==== Records provided

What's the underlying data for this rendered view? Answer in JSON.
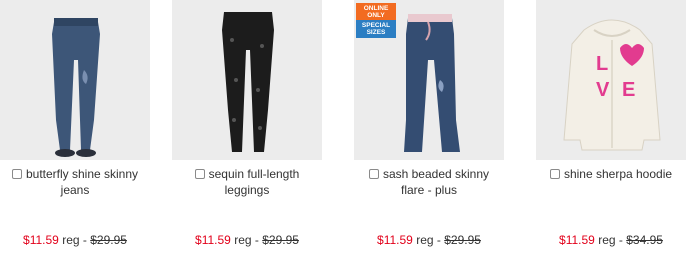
{
  "products": [
    {
      "title_line1": "butterfly shine skinny",
      "title_line2": "jeans",
      "sale_price": "$11.59",
      "reg_label": "reg -",
      "reg_price": "$29.95",
      "image_icon": "jeans-product-image"
    },
    {
      "title_line1": "sequin full-length",
      "title_line2": "leggings",
      "sale_price": "$11.59",
      "reg_label": "reg -",
      "reg_price": "$29.95",
      "image_icon": "leggings-product-image"
    },
    {
      "title_line1": "sash beaded skinny",
      "title_line2": "flare - plus",
      "sale_price": "$11.59",
      "reg_label": "reg -",
      "reg_price": "$29.95",
      "image_icon": "flare-jeans-product-image",
      "badge_top": "ONLINE ONLY",
      "badge_bottom": "SPECIAL SIZES"
    },
    {
      "title_line1": "shine sherpa hoodie",
      "title_line2": "",
      "sale_price": "$11.59",
      "reg_label": "reg -",
      "reg_price": "$34.95",
      "image_icon": "hoodie-product-image"
    }
  ],
  "colors": {
    "sale": "#e2001a",
    "badge_orange": "#f26b21",
    "badge_blue": "#2b7ec3"
  }
}
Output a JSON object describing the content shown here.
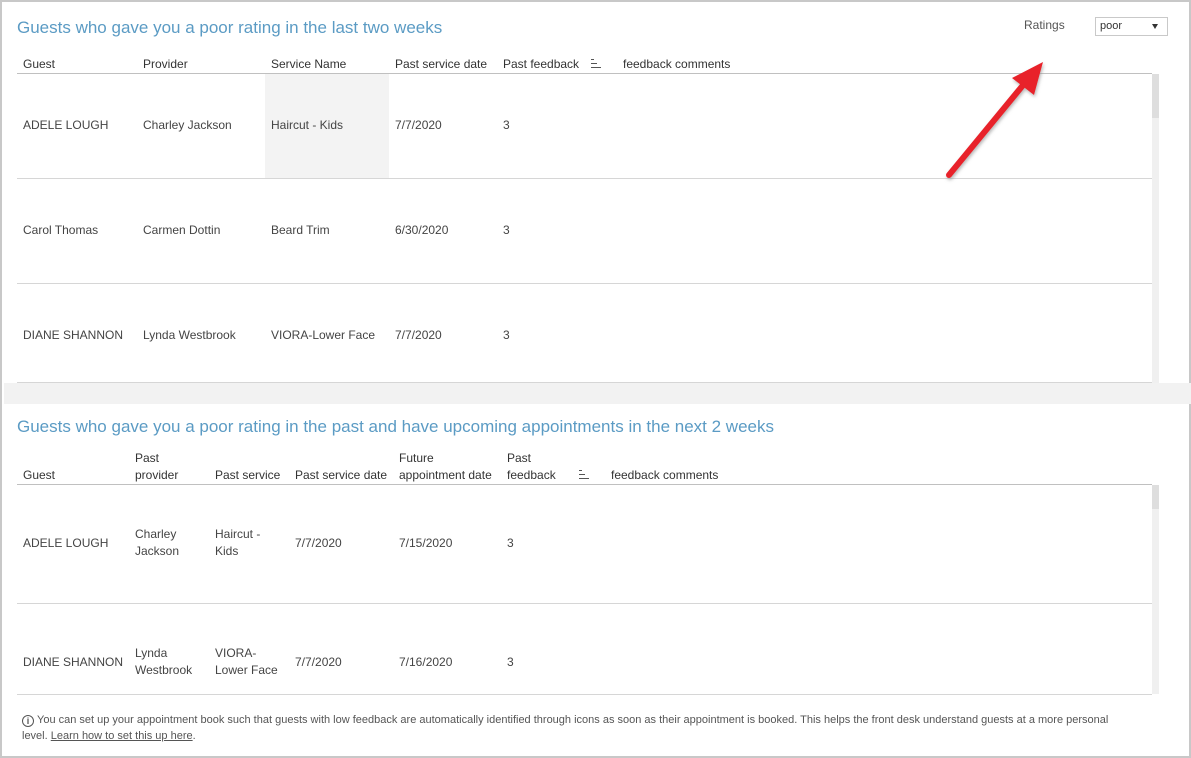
{
  "section1": {
    "title": "Guests who gave you a poor rating in the last two weeks",
    "filter_label": "Ratings",
    "filter_value": "poor",
    "headers": {
      "guest": "Guest",
      "provider": "Provider",
      "service": "Service Name",
      "past_date": "Past service date",
      "past_feedback": "Past feedback",
      "comments": "feedback comments"
    },
    "rows": [
      {
        "guest": "ADELE LOUGH",
        "provider": "Charley Jackson",
        "service": "Haircut - Kids",
        "past_date": "7/7/2020",
        "feedback": "3"
      },
      {
        "guest": "Carol Thomas",
        "provider": "Carmen Dottin",
        "service": "Beard Trim",
        "past_date": "6/30/2020",
        "feedback": "3"
      },
      {
        "guest": "DIANE SHANNON",
        "provider": "Lynda Westbrook",
        "service": "VIORA-Lower Face",
        "past_date": "7/7/2020",
        "feedback": "3"
      }
    ]
  },
  "section2": {
    "title": "Guests who gave you a poor rating in the past and have upcoming appointments in the next 2 weeks",
    "headers": {
      "guest": "Guest",
      "past_provider_1": "Past",
      "past_provider_2": "provider",
      "past_service": "Past service",
      "past_date": "Past service date",
      "future_1": "Future",
      "future_2": "appointment date",
      "feedback_1": "Past",
      "feedback_2": "feedback",
      "comments": "feedback comments"
    },
    "rows": [
      {
        "guest": "ADELE LOUGH",
        "provider_1": "Charley",
        "provider_2": "Jackson",
        "service_1": "Haircut -",
        "service_2": "Kids",
        "past_date": "7/7/2020",
        "future_date": "7/15/2020",
        "feedback": "3"
      },
      {
        "guest": "DIANE SHANNON",
        "provider_1": "Lynda",
        "provider_2": "Westbrook",
        "service_1": "VIORA-",
        "service_2": "Lower Face",
        "past_date": "7/7/2020",
        "future_date": "7/16/2020",
        "feedback": "3"
      }
    ]
  },
  "footer": {
    "info_icon": "i",
    "text": "You can set up your appointment book such that guests with low feedback are automatically identified through icons as soon as their appointment is booked. This helps the front desk understand guests at a more personal level.",
    "link": "Learn how to set this up here"
  },
  "colors": {
    "title": "#5b9bc4",
    "arrow": "#e8202a",
    "highlight": "#f3f3f3"
  }
}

========

» **What the task requires**:
Copy every record above exactly, leaving out any pictures.

» **Answer to the task**:
What's the underlying data for this rendered view? Answer in JSON.
{
  "products": [
    {
      "title_line1": "butterfly shine skinny",
      "title_line2": "jeans",
      "sale_price": "$11.59",
      "reg_label": "reg -",
      "reg_price": "$29.95",
      "image_icon": "jeans-product-image"
    },
    {
      "title_line1": "sequin full-length",
      "title_line2": "leggings",
      "sale_price": "$11.59",
      "reg_label": "reg -",
      "reg_price": "$29.95",
      "image_icon": "leggings-product-image"
    },
    {
      "title_line1": "sash beaded skinny",
      "title_line2": "flare - plus",
      "sale_price": "$11.59",
      "reg_label": "reg -",
      "reg_price": "$29.95",
      "image_icon": "flare-jeans-product-image",
      "badge_top": "ONLINE ONLY",
      "badge_bottom": "SPECIAL SIZES"
    },
    {
      "title_line1": "shine sherpa hoodie",
      "title_line2": "",
      "sale_price": "$11.59",
      "reg_label": "reg -",
      "reg_price": "$34.95",
      "image_icon": "hoodie-product-image"
    }
  ],
  "colors": {
    "sale": "#e2001a",
    "badge_orange": "#f26b21",
    "badge_blue": "#2b7ec3"
  }
}
Output a JSON object describing the content shown here.
{
  "section1": {
    "title": "Guests who gave you a poor rating in the last two weeks",
    "filter_label": "Ratings",
    "filter_value": "poor",
    "headers": {
      "guest": "Guest",
      "provider": "Provider",
      "service": "Service Name",
      "past_date": "Past service date",
      "past_feedback": "Past feedback",
      "comments": "feedback comments"
    },
    "rows": [
      {
        "guest": "ADELE LOUGH",
        "provider": "Charley Jackson",
        "service": "Haircut - Kids",
        "past_date": "7/7/2020",
        "feedback": "3"
      },
      {
        "guest": "Carol Thomas",
        "provider": "Carmen Dottin",
        "service": "Beard Trim",
        "past_date": "6/30/2020",
        "feedback": "3"
      },
      {
        "guest": "DIANE SHANNON",
        "provider": "Lynda Westbrook",
        "service": "VIORA-Lower Face",
        "past_date": "7/7/2020",
        "feedback": "3"
      }
    ]
  },
  "section2": {
    "title": "Guests who gave you a poor rating in the past and have upcoming appointments in the next 2 weeks",
    "headers": {
      "guest": "Guest",
      "past_provider_1": "Past",
      "past_provider_2": "provider",
      "past_service": "Past service",
      "past_date": "Past service date",
      "future_1": "Future",
      "future_2": "appointment date",
      "feedback_1": "Past",
      "feedback_2": "feedback",
      "comments": "feedback comments"
    },
    "rows": [
      {
        "guest": "ADELE LOUGH",
        "provider_1": "Charley",
        "provider_2": "Jackson",
        "service_1": "Haircut -",
        "service_2": "Kids",
        "past_date": "7/7/2020",
        "future_date": "7/15/2020",
        "feedback": "3"
      },
      {
        "guest": "DIANE SHANNON",
        "provider_1": "Lynda",
        "provider_2": "Westbrook",
        "service_1": "VIORA-",
        "service_2": "Lower Face",
        "past_date": "7/7/2020",
        "future_date": "7/16/2020",
        "feedback": "3"
      }
    ]
  },
  "footer": {
    "info_icon": "i",
    "text": "You can set up your appointment book such that guests with low feedback are automatically identified through icons as soon as their appointment is booked. This helps the front desk understand guests at a more personal level.",
    "link": "Learn how to set this up here"
  },
  "colors": {
    "title": "#5b9bc4",
    "arrow": "#e8202a",
    "highlight": "#f3f3f3"
  }
}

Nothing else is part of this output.